*THE PROBLEM*
Each record below must be returned exactly as shown.

Dataset entries on figures
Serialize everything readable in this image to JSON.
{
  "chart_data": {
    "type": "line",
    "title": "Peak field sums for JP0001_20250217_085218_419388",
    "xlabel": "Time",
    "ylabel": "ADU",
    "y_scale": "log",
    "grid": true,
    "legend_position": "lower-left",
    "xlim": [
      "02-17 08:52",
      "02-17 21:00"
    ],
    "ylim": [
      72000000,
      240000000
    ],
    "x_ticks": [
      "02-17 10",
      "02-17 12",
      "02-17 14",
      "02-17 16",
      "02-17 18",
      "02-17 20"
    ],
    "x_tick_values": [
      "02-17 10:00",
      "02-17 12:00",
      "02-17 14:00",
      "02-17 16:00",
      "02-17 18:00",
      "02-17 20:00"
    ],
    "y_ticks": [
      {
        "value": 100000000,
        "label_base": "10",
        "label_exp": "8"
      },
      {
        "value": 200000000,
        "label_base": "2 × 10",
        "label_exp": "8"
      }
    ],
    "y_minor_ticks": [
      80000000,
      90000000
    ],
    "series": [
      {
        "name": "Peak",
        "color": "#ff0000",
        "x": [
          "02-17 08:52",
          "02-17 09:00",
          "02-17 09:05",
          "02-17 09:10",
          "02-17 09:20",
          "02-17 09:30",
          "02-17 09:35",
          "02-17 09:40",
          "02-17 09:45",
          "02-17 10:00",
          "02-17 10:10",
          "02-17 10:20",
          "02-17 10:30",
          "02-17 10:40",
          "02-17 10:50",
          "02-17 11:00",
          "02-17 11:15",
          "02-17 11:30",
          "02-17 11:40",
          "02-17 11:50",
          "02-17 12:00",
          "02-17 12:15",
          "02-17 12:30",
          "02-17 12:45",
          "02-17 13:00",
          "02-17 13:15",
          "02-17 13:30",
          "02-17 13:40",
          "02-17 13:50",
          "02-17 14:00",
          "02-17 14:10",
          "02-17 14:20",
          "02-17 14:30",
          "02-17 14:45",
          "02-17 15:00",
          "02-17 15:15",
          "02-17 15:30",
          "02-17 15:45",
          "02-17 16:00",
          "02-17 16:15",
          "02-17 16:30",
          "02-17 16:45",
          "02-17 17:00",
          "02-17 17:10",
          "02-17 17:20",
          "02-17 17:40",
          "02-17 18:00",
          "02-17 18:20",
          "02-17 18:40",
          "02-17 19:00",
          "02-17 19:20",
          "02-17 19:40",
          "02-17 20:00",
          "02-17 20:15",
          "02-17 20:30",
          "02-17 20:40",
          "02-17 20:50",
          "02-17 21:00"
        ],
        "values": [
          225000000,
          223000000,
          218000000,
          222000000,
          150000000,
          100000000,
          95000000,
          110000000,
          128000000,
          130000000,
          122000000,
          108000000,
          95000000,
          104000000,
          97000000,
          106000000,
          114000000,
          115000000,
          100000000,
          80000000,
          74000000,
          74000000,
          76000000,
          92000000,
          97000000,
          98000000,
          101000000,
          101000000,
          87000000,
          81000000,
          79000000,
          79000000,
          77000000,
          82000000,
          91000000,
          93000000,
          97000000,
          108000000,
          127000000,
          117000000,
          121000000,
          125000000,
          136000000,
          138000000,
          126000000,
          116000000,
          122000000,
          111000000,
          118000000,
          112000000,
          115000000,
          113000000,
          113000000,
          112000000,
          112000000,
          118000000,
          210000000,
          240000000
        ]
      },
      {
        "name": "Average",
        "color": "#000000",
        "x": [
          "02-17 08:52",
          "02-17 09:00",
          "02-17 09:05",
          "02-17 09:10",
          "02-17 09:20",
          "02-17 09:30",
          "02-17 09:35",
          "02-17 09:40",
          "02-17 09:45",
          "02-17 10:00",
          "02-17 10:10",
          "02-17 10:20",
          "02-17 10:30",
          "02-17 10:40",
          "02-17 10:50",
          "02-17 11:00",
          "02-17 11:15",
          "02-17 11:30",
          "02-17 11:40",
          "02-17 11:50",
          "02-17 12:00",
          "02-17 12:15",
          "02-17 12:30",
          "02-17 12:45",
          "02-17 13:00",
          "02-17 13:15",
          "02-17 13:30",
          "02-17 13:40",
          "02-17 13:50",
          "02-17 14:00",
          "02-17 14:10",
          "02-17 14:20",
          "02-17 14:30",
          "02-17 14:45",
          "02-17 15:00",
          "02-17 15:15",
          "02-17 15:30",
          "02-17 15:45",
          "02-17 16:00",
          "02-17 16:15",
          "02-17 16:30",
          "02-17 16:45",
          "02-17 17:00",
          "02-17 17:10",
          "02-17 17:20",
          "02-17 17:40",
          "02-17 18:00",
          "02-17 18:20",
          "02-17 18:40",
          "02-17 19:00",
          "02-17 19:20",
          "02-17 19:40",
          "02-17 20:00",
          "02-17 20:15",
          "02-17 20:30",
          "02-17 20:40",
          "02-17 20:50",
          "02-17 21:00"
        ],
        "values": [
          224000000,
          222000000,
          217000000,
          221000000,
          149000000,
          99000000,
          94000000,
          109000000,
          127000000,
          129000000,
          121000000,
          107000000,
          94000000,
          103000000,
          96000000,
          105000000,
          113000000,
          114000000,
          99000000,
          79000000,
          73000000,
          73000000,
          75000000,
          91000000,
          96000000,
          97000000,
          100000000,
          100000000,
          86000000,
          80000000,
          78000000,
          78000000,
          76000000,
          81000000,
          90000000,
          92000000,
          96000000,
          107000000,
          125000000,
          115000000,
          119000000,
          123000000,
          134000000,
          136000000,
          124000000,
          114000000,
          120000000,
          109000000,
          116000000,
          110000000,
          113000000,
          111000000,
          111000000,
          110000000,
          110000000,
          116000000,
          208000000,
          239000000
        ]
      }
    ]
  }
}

*RESULT*
Serialize everything readable in this image to JSON.
{
  "chart_data": {
    "type": "line",
    "title": "Peak field sums for JP0001_20250217_085218_419388",
    "xlabel": "Time",
    "ylabel": "ADU",
    "y_scale": "log",
    "grid": true,
    "legend_position": "lower-left",
    "xlim": [
      "02-17 08:52",
      "02-17 21:00"
    ],
    "ylim": [
      72000000,
      240000000
    ],
    "x_ticks": [
      "02-17 10",
      "02-17 12",
      "02-17 14",
      "02-17 16",
      "02-17 18",
      "02-17 20"
    ],
    "x_tick_values": [
      "02-17 10:00",
      "02-17 12:00",
      "02-17 14:00",
      "02-17 16:00",
      "02-17 18:00",
      "02-17 20:00"
    ],
    "y_ticks": [
      {
        "value": 100000000,
        "label_base": "10",
        "label_exp": "8"
      },
      {
        "value": 200000000,
        "label_base": "2 × 10",
        "label_exp": "8"
      }
    ],
    "y_minor_ticks": [
      80000000,
      90000000
    ],
    "series": [
      {
        "name": "Peak",
        "color": "#ff0000",
        "x": [
          "02-17 08:52",
          "02-17 09:00",
          "02-17 09:05",
          "02-17 09:10",
          "02-17 09:20",
          "02-17 09:30",
          "02-17 09:35",
          "02-17 09:40",
          "02-17 09:45",
          "02-17 10:00",
          "02-17 10:10",
          "02-17 10:20",
          "02-17 10:30",
          "02-17 10:40",
          "02-17 10:50",
          "02-17 11:00",
          "02-17 11:15",
          "02-17 11:30",
          "02-17 11:40",
          "02-17 11:50",
          "02-17 12:00",
          "02-17 12:15",
          "02-17 12:30",
          "02-17 12:45",
          "02-17 13:00",
          "02-17 13:15",
          "02-17 13:30",
          "02-17 13:40",
          "02-17 13:50",
          "02-17 14:00",
          "02-17 14:10",
          "02-17 14:20",
          "02-17 14:30",
          "02-17 14:45",
          "02-17 15:00",
          "02-17 15:15",
          "02-17 15:30",
          "02-17 15:45",
          "02-17 16:00",
          "02-17 16:15",
          "02-17 16:30",
          "02-17 16:45",
          "02-17 17:00",
          "02-17 17:10",
          "02-17 17:20",
          "02-17 17:40",
          "02-17 18:00",
          "02-17 18:20",
          "02-17 18:40",
          "02-17 19:00",
          "02-17 19:20",
          "02-17 19:40",
          "02-17 20:00",
          "02-17 20:15",
          "02-17 20:30",
          "02-17 20:40",
          "02-17 20:50",
          "02-17 21:00"
        ],
        "values": [
          225000000,
          223000000,
          218000000,
          222000000,
          150000000,
          100000000,
          95000000,
          110000000,
          128000000,
          130000000,
          122000000,
          108000000,
          95000000,
          104000000,
          97000000,
          106000000,
          114000000,
          115000000,
          100000000,
          80000000,
          74000000,
          74000000,
          76000000,
          92000000,
          97000000,
          98000000,
          101000000,
          101000000,
          87000000,
          81000000,
          79000000,
          79000000,
          77000000,
          82000000,
          91000000,
          93000000,
          97000000,
          108000000,
          127000000,
          117000000,
          121000000,
          125000000,
          136000000,
          138000000,
          126000000,
          116000000,
          122000000,
          111000000,
          118000000,
          112000000,
          115000000,
          113000000,
          113000000,
          112000000,
          112000000,
          118000000,
          210000000,
          240000000
        ]
      },
      {
        "name": "Average",
        "color": "#000000",
        "x": [
          "02-17 08:52",
          "02-17 09:00",
          "02-17 09:05",
          "02-17 09:10",
          "02-17 09:20",
          "02-17 09:30",
          "02-17 09:35",
          "02-17 09:40",
          "02-17 09:45",
          "02-17 10:00",
          "02-17 10:10",
          "02-17 10:20",
          "02-17 10:30",
          "02-17 10:40",
          "02-17 10:50",
          "02-17 11:00",
          "02-17 11:15",
          "02-17 11:30",
          "02-17 11:40",
          "02-17 11:50",
          "02-17 12:00",
          "02-17 12:15",
          "02-17 12:30",
          "02-17 12:45",
          "02-17 13:00",
          "02-17 13:15",
          "02-17 13:30",
          "02-17 13:40",
          "02-17 13:50",
          "02-17 14:00",
          "02-17 14:10",
          "02-17 14:20",
          "02-17 14:30",
          "02-17 14:45",
          "02-17 15:00",
          "02-17 15:15",
          "02-17 15:30",
          "02-17 15:45",
          "02-17 16:00",
          "02-17 16:15",
          "02-17 16:30",
          "02-17 16:45",
          "02-17 17:00",
          "02-17 17:10",
          "02-17 17:20",
          "02-17 17:40",
          "02-17 18:00",
          "02-17 18:20",
          "02-17 18:40",
          "02-17 19:00",
          "02-17 19:20",
          "02-17 19:40",
          "02-17 20:00",
          "02-17 20:15",
          "02-17 20:30",
          "02-17 20:40",
          "02-17 20:50",
          "02-17 21:00"
        ],
        "values": [
          224000000,
          222000000,
          217000000,
          221000000,
          149000000,
          99000000,
          94000000,
          109000000,
          127000000,
          129000000,
          121000000,
          107000000,
          94000000,
          103000000,
          96000000,
          105000000,
          113000000,
          114000000,
          99000000,
          79000000,
          73000000,
          73000000,
          75000000,
          91000000,
          96000000,
          97000000,
          100000000,
          100000000,
          86000000,
          80000000,
          78000000,
          78000000,
          76000000,
          81000000,
          90000000,
          92000000,
          96000000,
          107000000,
          125000000,
          115000000,
          119000000,
          123000000,
          134000000,
          136000000,
          124000000,
          114000000,
          120000000,
          109000000,
          116000000,
          110000000,
          113000000,
          111000000,
          111000000,
          110000000,
          110000000,
          116000000,
          208000000,
          239000000
        ]
      }
    ]
  }
}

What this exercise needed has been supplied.